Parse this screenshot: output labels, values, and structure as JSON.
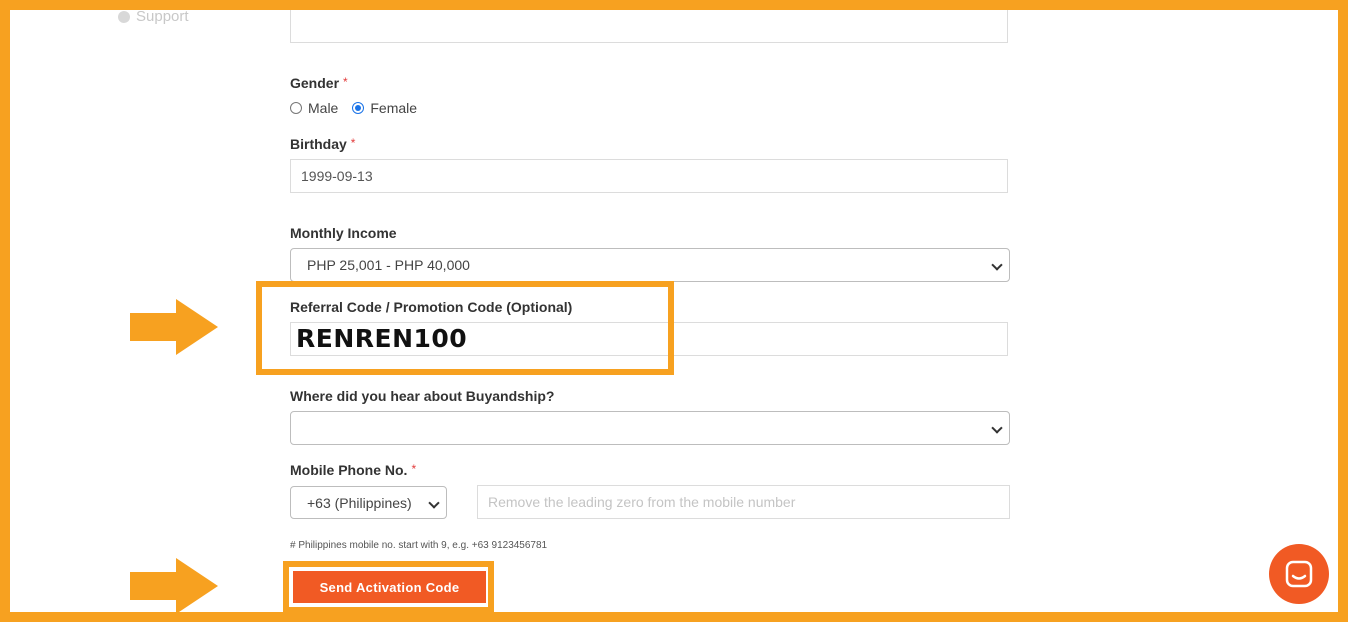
{
  "nav": {
    "support_label": "Support"
  },
  "form": {
    "gender": {
      "label": "Gender",
      "required_mark": "*",
      "options": [
        {
          "label": "Male",
          "selected": false
        },
        {
          "label": "Female",
          "selected": true
        }
      ]
    },
    "birthday": {
      "label": "Birthday",
      "required_mark": "*",
      "value": "1999-09-13"
    },
    "monthly_income": {
      "label": "Monthly Income",
      "value": "PHP 25,001 - PHP 40,000"
    },
    "referral": {
      "label": "Referral Code / Promotion Code (Optional)",
      "value": "RENREN100"
    },
    "heard_about": {
      "label": "Where did you hear about Buyandship?",
      "value": ""
    },
    "mobile": {
      "label": "Mobile Phone No.",
      "required_mark": "*",
      "country_code": "+63 (Philippines)",
      "placeholder": "Remove the leading zero from the mobile number",
      "hint": "# Philippines mobile no. start with 9, e.g. +63 9123456781"
    },
    "send_button_label": "Send Activation Code"
  },
  "colors": {
    "accent_orange": "#f15a24",
    "highlight_orange": "#f7a120",
    "radio_blue": "#1a73e8"
  },
  "icons": [
    "support-icon",
    "arrow-right-icon",
    "chevron-down-icon",
    "chat-icon"
  ]
}
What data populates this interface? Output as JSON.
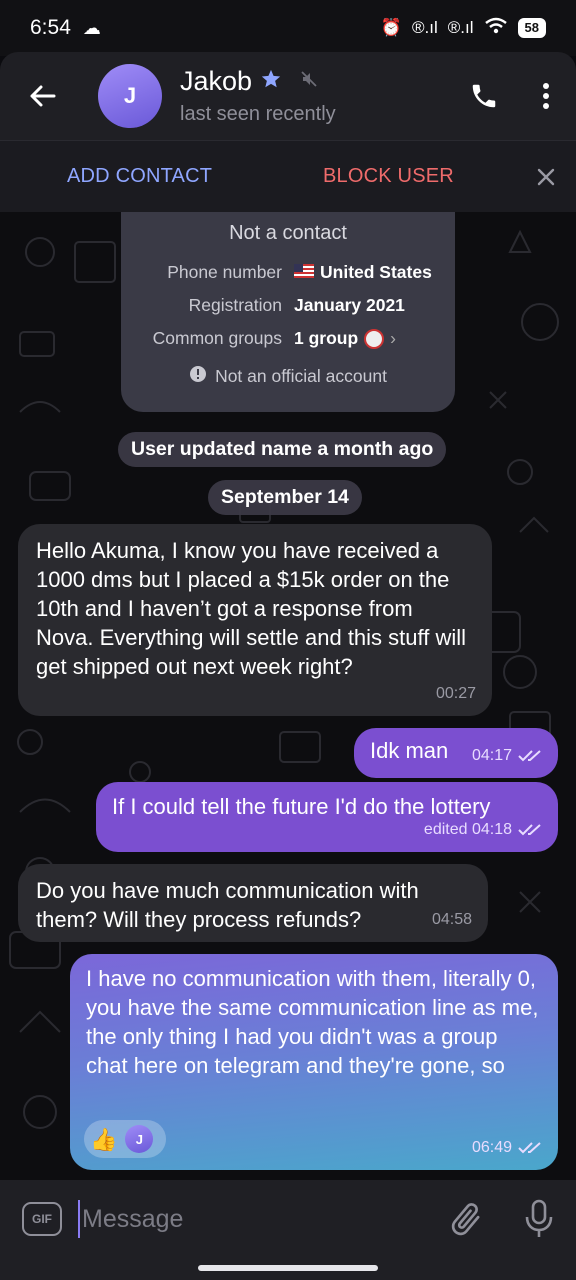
{
  "status_bar": {
    "time": "6:54",
    "battery": "58"
  },
  "header": {
    "avatar_letter": "J",
    "name": "Jakob",
    "subtitle": "last seen recently"
  },
  "action_bar": {
    "add_contact": "ADD CONTACT",
    "block_user": "BLOCK USER"
  },
  "info_card": {
    "title": "Not a contact",
    "rows": [
      {
        "key": "Phone number",
        "value": "United States"
      },
      {
        "key": "Registration",
        "value": "January 2021"
      },
      {
        "key": "Common groups",
        "value": "1 group"
      }
    ],
    "official_note": "Not an official account"
  },
  "service": {
    "name_update": "User updated name a month ago",
    "date": "September 14"
  },
  "messages": [
    {
      "direction": "in",
      "text": "Hello Akuma, I know you have received a 1000 dms but I placed a $15k order on the 10th and I haven’t got a response from Nova. Everything will settle and this stuff will get shipped out next week right?",
      "time": "00:27"
    },
    {
      "direction": "out",
      "text": "Idk man",
      "time": "04:17"
    },
    {
      "direction": "out",
      "text": "If I could tell the future I'd do the lottery",
      "time": "edited 04:18"
    },
    {
      "direction": "in",
      "text": "Do you have much communication with them? Will they process refunds?",
      "time": "04:58"
    },
    {
      "direction": "out",
      "text": "I have no communication with them, literally 0, you have the same communication line as me, the only thing I had you didn't was a group chat here on telegram and they're gone, so",
      "time": "06:49",
      "reaction": "👍",
      "reaction_avatar": "J"
    }
  ],
  "input": {
    "gif_label": "GIF",
    "placeholder": "Message"
  },
  "colors": {
    "accent": "#8a7cf4",
    "add_contact": "#8fa6ff",
    "block_user": "#ef6b6b",
    "outgoing_bubble": "#7b4fd0",
    "incoming_bubble": "#2a2a2f"
  }
}
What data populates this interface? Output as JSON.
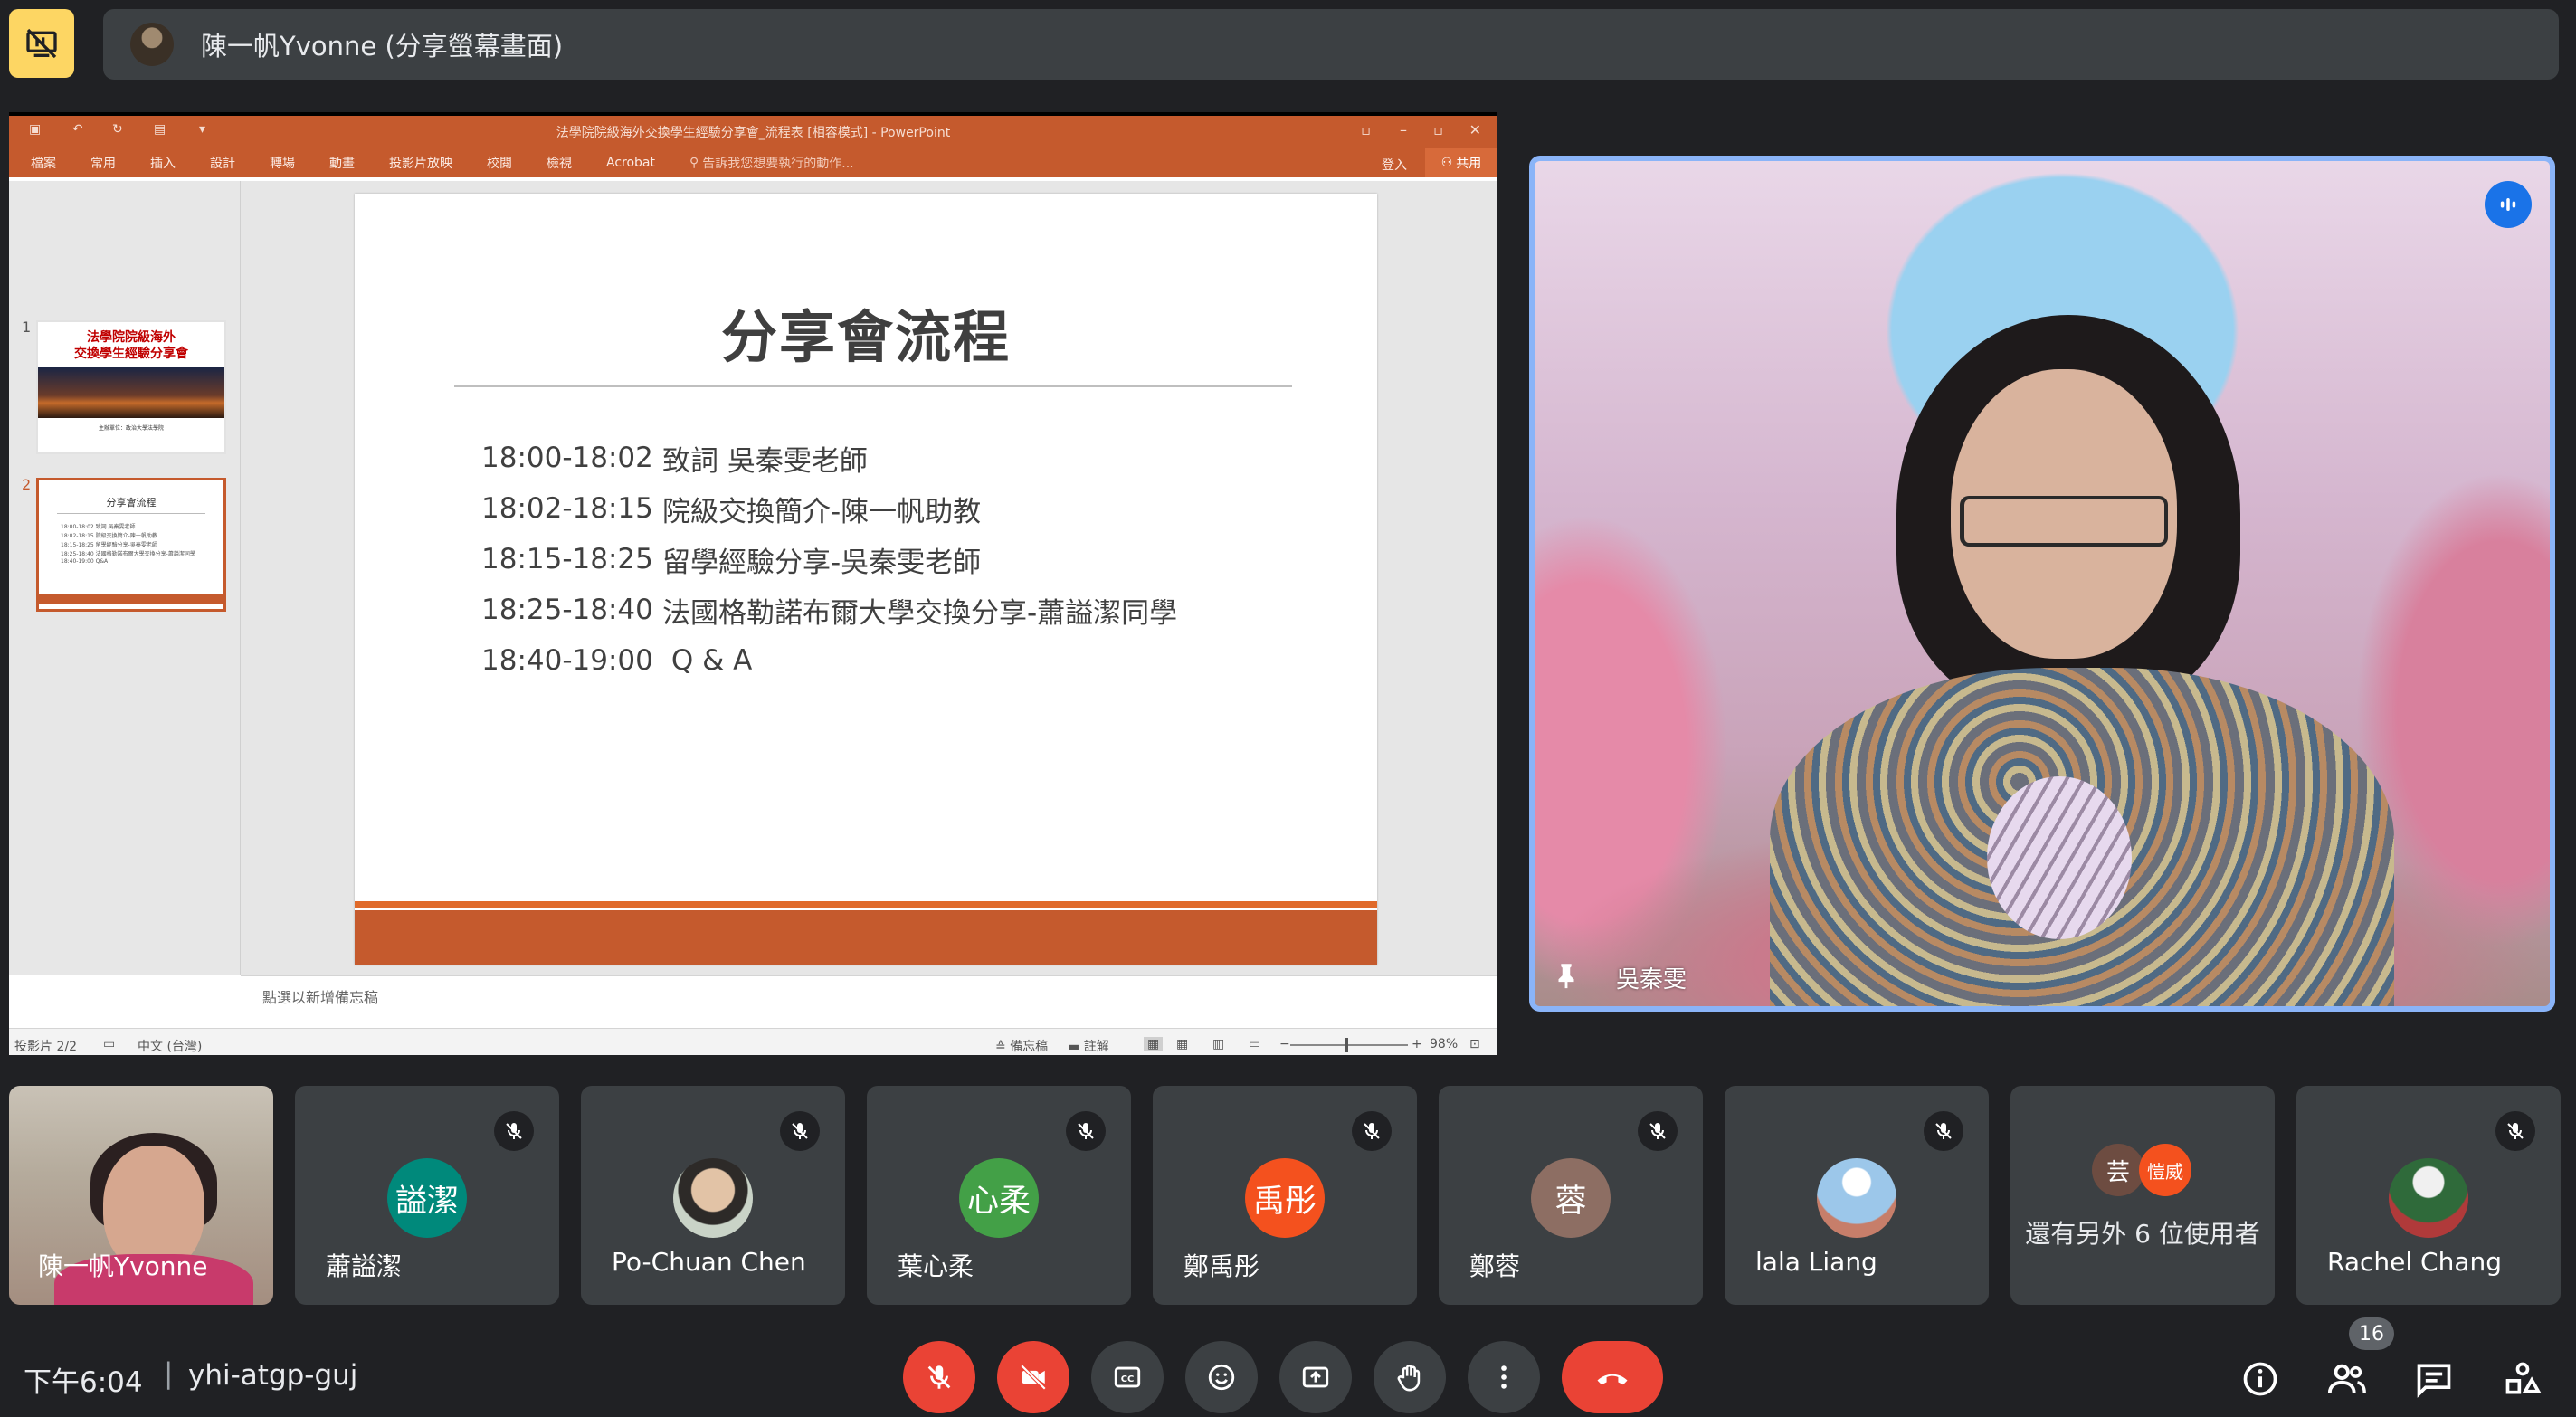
{
  "presenter_bar": {
    "name": "陳一帆Yvonne (分享螢幕畫面)"
  },
  "powerpoint": {
    "window_title": "法學院院級海外交換學生經驗分享會_流程表 [相容模式] - PowerPoint",
    "ribbon_tabs": [
      "檔案",
      "常用",
      "插入",
      "設計",
      "轉場",
      "動畫",
      "投影片放映",
      "校閱",
      "檢視",
      "Acrobat"
    ],
    "tell_me": "告訴我您想要執行的動作...",
    "sign_in": "登入",
    "share": "共用",
    "thumbnails": {
      "slide1_number": "1",
      "slide1_title": "法學院院級海外\n交換學生經驗分享會",
      "slide1_caption": "主辦單位：政治大學法學院",
      "slide2_number": "2",
      "slide2_title": "分享會流程",
      "slide2_rows": [
        "18:00-18:02 致詞 吳秦雯老師",
        "18:02-18:15 院級交換簡介-陳一帆助教",
        "18:15-18:25 留學經驗分享-吳秦雯老師",
        "18:25-18:40 法國格勒諾布爾大學交換分享-蕭謚潔同學",
        "18:40-19:00 Q&A"
      ]
    },
    "slide": {
      "title": "分享會流程",
      "agenda": [
        {
          "time": "18:00-18:02",
          "item": "致詞 吳秦雯老師"
        },
        {
          "time": "18:02-18:15",
          "item": "院級交換簡介-陳一帆助教"
        },
        {
          "time": "18:15-18:25",
          "item": "留學經驗分享-吳秦雯老師"
        },
        {
          "time": "18:25-18:40",
          "item": "法國格勒諾布爾大學交換分享-蕭謚潔同學"
        },
        {
          "time": "18:40-19:00",
          "item": " Q & A"
        }
      ]
    },
    "notes_placeholder": "點選以新增備忘稿",
    "status": {
      "slide_count": "投影片 2/2",
      "language": "中文 (台灣)",
      "notes": "備忘稿",
      "comments": "註解",
      "zoom": "98%"
    }
  },
  "speaker": {
    "name": "吳秦雯"
  },
  "participants": [
    {
      "name": "陳一帆Yvonne",
      "type": "video"
    },
    {
      "name": "蕭謚潔",
      "initials": "謚潔",
      "color": "#00897b"
    },
    {
      "name": "Po-Chuan Chen",
      "type": "photo"
    },
    {
      "name": "葉心柔",
      "initials": "心柔",
      "color": "#43a047"
    },
    {
      "name": "鄭禹彤",
      "initials": "禹彤",
      "color": "#f4511e"
    },
    {
      "name": "鄭蓉",
      "initials": "蓉",
      "color": "#8d6e63"
    },
    {
      "name": "lala Liang",
      "type": "photo"
    },
    {
      "name": "Rachel Chang",
      "type": "photo"
    }
  ],
  "others_tile": {
    "mini1": "芸",
    "mini2": "愷威",
    "mini1_color": "#6d4c41",
    "mini2_color": "#f4511e",
    "label": "還有另外 6 位使用者"
  },
  "toolbar": {
    "time": "下午6:04",
    "separator": "|",
    "meeting_code": "yhi-atgp-guj",
    "people_count": "16"
  },
  "colors": {
    "accent": "#c55a2d",
    "meet_bg": "#202124",
    "tile_bg": "#3c4043",
    "danger": "#ea4335",
    "active_speaker": "#8ab4f8",
    "presenting": "#fdd663"
  }
}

------------------------------------------------------------

DIRECTIVE:
Reproduce each entry verbatim, excluding any embedded images.

ANSWER TO THE EXERCISE:
Parse this screenshot: output labels, values, and structure as JSON.
{
  "nav": {
    "support_label": "Support"
  },
  "form": {
    "gender": {
      "label": "Gender",
      "required_mark": "*",
      "options": [
        {
          "label": "Male",
          "selected": false
        },
        {
          "label": "Female",
          "selected": true
        }
      ]
    },
    "birthday": {
      "label": "Birthday",
      "required_mark": "*",
      "value": "1999-09-13"
    },
    "monthly_income": {
      "label": "Monthly Income",
      "value": "PHP 25,001 - PHP 40,000"
    },
    "referral": {
      "label": "Referral Code / Promotion Code (Optional)",
      "value": "RENREN100"
    },
    "heard_about": {
      "label": "Where did you hear about Buyandship?",
      "value": ""
    },
    "mobile": {
      "label": "Mobile Phone No.",
      "required_mark": "*",
      "country_code": "+63 (Philippines)",
      "placeholder": "Remove the leading zero from the mobile number",
      "hint": "# Philippines mobile no. start with 9, e.g. +63 9123456781"
    },
    "send_button_label": "Send Activation Code"
  },
  "colors": {
    "accent_orange": "#f15a24",
    "highlight_orange": "#f7a120",
    "radio_blue": "#1a73e8"
  },
  "icons": [
    "support-icon",
    "arrow-right-icon",
    "chevron-down-icon",
    "chat-icon"
  ]
}
What data populates this interface? Output as JSON.
{
  "status_bar": {
    "time": "6:54",
    "battery": "58"
  },
  "header": {
    "avatar_letter": "J",
    "name": "Jakob",
    "subtitle": "last seen recently"
  },
  "action_bar": {
    "add_contact": "ADD CONTACT",
    "block_user": "BLOCK USER"
  },
  "info_card": {
    "title": "Not a contact",
    "rows": [
      {
        "key": "Phone number",
        "value": "United States"
      },
      {
        "key": "Registration",
        "value": "January 2021"
      },
      {
        "key": "Common groups",
        "value": "1 group"
      }
    ],
    "official_note": "Not an official account"
  },
  "service": {
    "name_update": "User updated name a month ago",
    "date": "September 14"
  },
  "messages": [
    {
      "direction": "in",
      "text": "Hello Akuma, I know you have received a 1000 dms but I placed a $15k order on the 10th and I haven’t got a response from Nova. Everything will settle and this stuff will get shipped out next week right?",
      "time": "00:27"
    },
    {
      "direction": "out",
      "text": "Idk man",
      "time": "04:17"
    },
    {
      "direction": "out",
      "text": "If I could tell the future I'd do the lottery",
      "time": "edited 04:18"
    },
    {
      "direction": "in",
      "text": "Do you have much communication with them? Will they process refunds?",
      "time": "04:58"
    },
    {
      "direction": "out",
      "text": "I have no communication with them, literally 0, you have the same communication line as me, the only thing I had you didn't was a group chat here on telegram and they're gone, so",
      "time": "06:49",
      "reaction": "👍",
      "reaction_avatar": "J"
    }
  ],
  "input": {
    "gif_label": "GIF",
    "placeholder": "Message"
  },
  "colors": {
    "accent": "#8a7cf4",
    "add_contact": "#8fa6ff",
    "block_user": "#ef6b6b",
    "outgoing_bubble": "#7b4fd0",
    "incoming_bubble": "#2a2a2f"
  }
}
What data populates this interface? Output as JSON.
{
  "presenter_bar": {
    "name": "陳一帆Yvonne (分享螢幕畫面)"
  },
  "powerpoint": {
    "window_title": "法學院院級海外交換學生經驗分享會_流程表 [相容模式] - PowerPoint",
    "ribbon_tabs": [
      "檔案",
      "常用",
      "插入",
      "設計",
      "轉場",
      "動畫",
      "投影片放映",
      "校閱",
      "檢視",
      "Acrobat"
    ],
    "tell_me": "告訴我您想要執行的動作...",
    "sign_in": "登入",
    "share": "共用",
    "thumbnails": {
      "slide1_number": "1",
      "slide1_title": "法學院院級海外\n交換學生經驗分享會",
      "slide1_caption": "主辦單位：政治大學法學院",
      "slide2_number": "2",
      "slide2_title": "分享會流程",
      "slide2_rows": [
        "18:00-18:02 致詞 吳秦雯老師",
        "18:02-18:15 院級交換簡介-陳一帆助教",
        "18:15-18:25 留學經驗分享-吳秦雯老師",
        "18:25-18:40 法國格勒諾布爾大學交換分享-蕭謚潔同學",
        "18:40-19:00 Q&A"
      ]
    },
    "slide": {
      "title": "分享會流程",
      "agenda": [
        {
          "time": "18:00-18:02",
          "item": "致詞 吳秦雯老師"
        },
        {
          "time": "18:02-18:15",
          "item": "院級交換簡介-陳一帆助教"
        },
        {
          "time": "18:15-18:25",
          "item": "留學經驗分享-吳秦雯老師"
        },
        {
          "time": "18:25-18:40",
          "item": "法國格勒諾布爾大學交換分享-蕭謚潔同學"
        },
        {
          "time": "18:40-19:00",
          "item": " Q & A"
        }
      ]
    },
    "notes_placeholder": "點選以新增備忘稿",
    "status": {
      "slide_count": "投影片 2/2",
      "language": "中文 (台灣)",
      "notes": "備忘稿",
      "comments": "註解",
      "zoom": "98%"
    }
  },
  "speaker": {
    "name": "吳秦雯"
  },
  "participants": [
    {
      "name": "陳一帆Yvonne",
      "type": "video"
    },
    {
      "name": "蕭謚潔",
      "initials": "謚潔",
      "color": "#00897b"
    },
    {
      "name": "Po-Chuan Chen",
      "type": "photo"
    },
    {
      "name": "葉心柔",
      "initials": "心柔",
      "color": "#43a047"
    },
    {
      "name": "鄭禹彤",
      "initials": "禹彤",
      "color": "#f4511e"
    },
    {
      "name": "鄭蓉",
      "initials": "蓉",
      "color": "#8d6e63"
    },
    {
      "name": "lala Liang",
      "type": "photo"
    },
    {
      "name": "Rachel Chang",
      "type": "photo"
    }
  ],
  "others_tile": {
    "mini1": "芸",
    "mini2": "愷威",
    "mini1_color": "#6d4c41",
    "mini2_color": "#f4511e",
    "label": "還有另外 6 位使用者"
  },
  "toolbar": {
    "time": "下午6:04",
    "separator": "|",
    "meeting_code": "yhi-atgp-guj",
    "people_count": "16"
  },
  "colors": {
    "accent": "#c55a2d",
    "meet_bg": "#202124",
    "tile_bg": "#3c4043",
    "danger": "#ea4335",
    "active_speaker": "#8ab4f8",
    "presenting": "#fdd663"
  }
}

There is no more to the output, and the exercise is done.